**Task description**.
Go over the entries below line by line, copying each one that contains the word "generated".

[Records]
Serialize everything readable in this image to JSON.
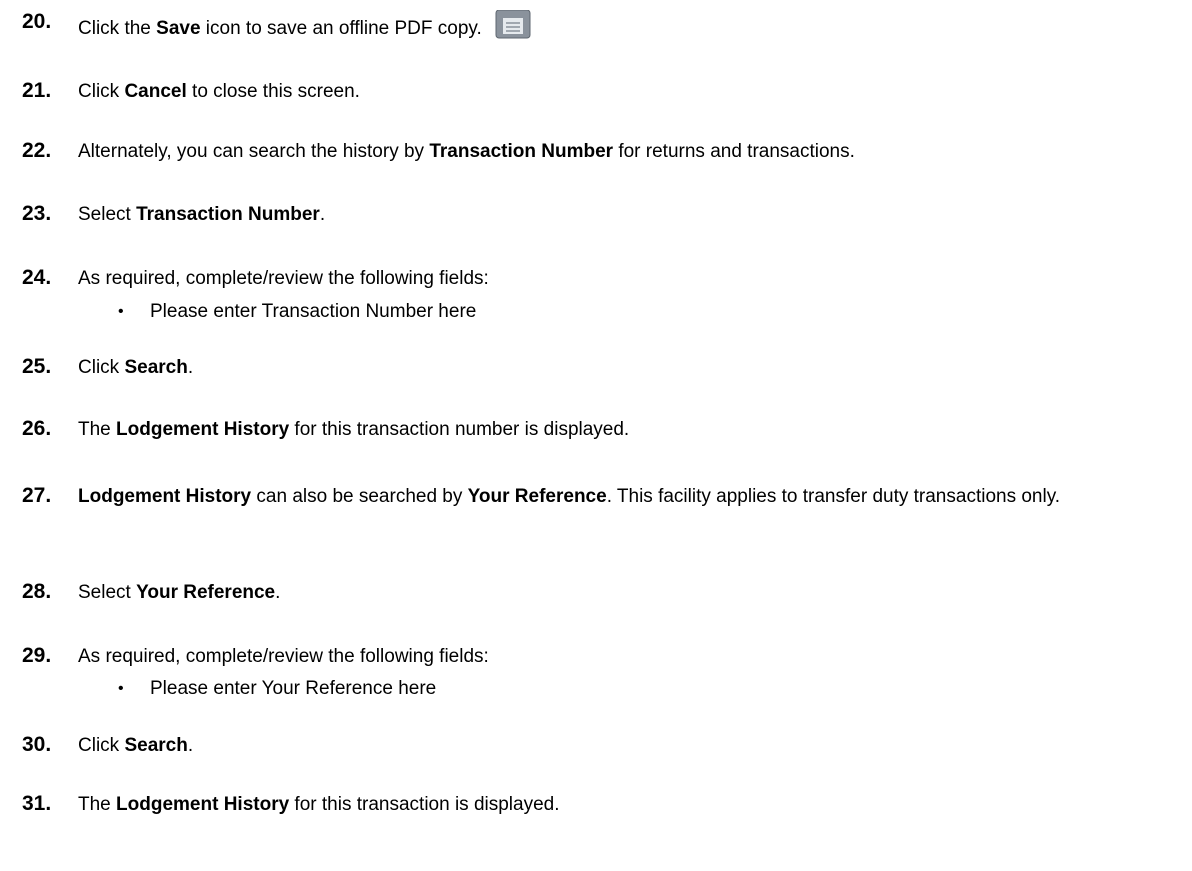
{
  "steps": [
    {
      "num": "20.",
      "parts": [
        {
          "t": "Click the "
        },
        {
          "t": "Save",
          "b": true
        },
        {
          "t": " icon to save an offline PDF copy."
        }
      ],
      "icon": "save-icon"
    },
    {
      "num": "21.",
      "parts": [
        {
          "t": "Click "
        },
        {
          "t": "Cancel",
          "b": true
        },
        {
          "t": " to close this screen."
        }
      ]
    },
    {
      "num": "22.",
      "parts": [
        {
          "t": "Alternately, you can search the history by "
        },
        {
          "t": "Transaction Number",
          "b": true
        },
        {
          "t": " for returns and transactions."
        }
      ]
    },
    {
      "num": "23.",
      "parts": [
        {
          "t": "Select "
        },
        {
          "t": "Transaction Number",
          "b": true
        },
        {
          "t": "."
        }
      ]
    },
    {
      "num": "24.",
      "parts": [
        {
          "t": "As required, complete/review the following fields:"
        }
      ]
    },
    {
      "num": "25.",
      "parts": [
        {
          "t": "Click "
        },
        {
          "t": "Search",
          "b": true
        },
        {
          "t": "."
        }
      ]
    },
    {
      "num": "26.",
      "parts": [
        {
          "t": "The "
        },
        {
          "t": "Lodgement History",
          "b": true
        },
        {
          "t": " for this transaction number is displayed."
        }
      ]
    },
    {
      "num": "27.",
      "parts": [
        {
          "t": "Lodgement History",
          "b": true
        },
        {
          "t": " can also be searched by "
        },
        {
          "t": "Your Reference",
          "b": true
        },
        {
          "t": ". This facility applies to transfer duty transactions only."
        }
      ]
    },
    {
      "num": "28.",
      "parts": [
        {
          "t": "Select "
        },
        {
          "t": "Your Reference",
          "b": true
        },
        {
          "t": "."
        }
      ]
    },
    {
      "num": "29.",
      "parts": [
        {
          "t": "As required, complete/review the following fields:"
        }
      ]
    },
    {
      "num": "30.",
      "parts": [
        {
          "t": "Click "
        },
        {
          "t": "Search",
          "b": true
        },
        {
          "t": "."
        }
      ]
    },
    {
      "num": "31.",
      "parts": [
        {
          "t": "The "
        },
        {
          "t": "Lodgement History",
          "b": true
        },
        {
          "t": " for this transaction is displayed."
        }
      ]
    }
  ],
  "bullets": [
    {
      "symbol": "•",
      "text": "Please enter Transaction Number here"
    },
    {
      "symbol": "•",
      "text": "Please enter Your Reference here"
    }
  ],
  "icon_colors": {
    "body": "#8a929c",
    "label": "#e6eaee",
    "outline": "#5f6770"
  }
}
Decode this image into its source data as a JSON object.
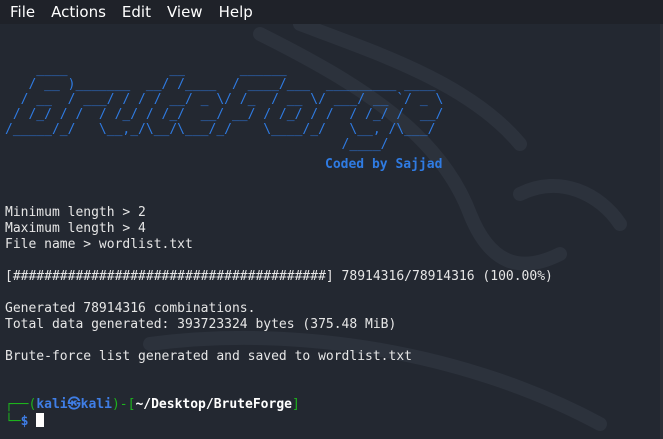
{
  "menu": {
    "items": [
      "File",
      "Actions",
      "Edit",
      "View",
      "Help"
    ]
  },
  "banner": {
    "ascii_art": "    ____             __       ______                    \n   / __ )_______  __/ /____  / ____/___  _________ ____ \n  / __  / ___/ / / / __/ _ \\/ /_  / __ \\/ ___/ __ `/ _ \\\n / /_/ / /  / /_/ / /_/  __/ __/ / /_/ / /  / /_/ /  __/\n/_____/_/   \\__,_/\\__/\\___/_/    \\____/_/   \\__, /\\___/ \n                                           /____/       ",
    "credit": "Coded by Sajjad"
  },
  "output": {
    "min_length": "Minimum length > 2",
    "max_length": "Maximum length > 4",
    "file_name": "File name > wordlist.txt",
    "progress": "[########################################] 78914316/78914316 (100.00%)",
    "generated": "Generated 78914316 combinations.",
    "total_data": "Total data generated: 393723324 bytes (375.48 MiB)",
    "saved": "Brute-force list generated and saved to wordlist.txt"
  },
  "prompt": {
    "corner_top": "┌──(",
    "user": "kali",
    "at": "㉿",
    "host": "kali",
    "sep": ")-[",
    "path": "~/Desktop/BruteForge",
    "close": "]",
    "corner_bottom": "└─",
    "symbol": "$"
  },
  "colors": {
    "background": "#232831",
    "menubar": "#1f2229",
    "banner_blue": "#2f7be2",
    "prompt_green": "#1db31d",
    "prompt_blue": "#3f7ee6"
  }
}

**Solution for this problem**.
    "generated": "Generated 78914316 combinations.",
    "total_data": "Total data generated: 393723324 bytes (375.48 MiB)",
    "saved": "Brute-force list generated and saved to wordlist.txt"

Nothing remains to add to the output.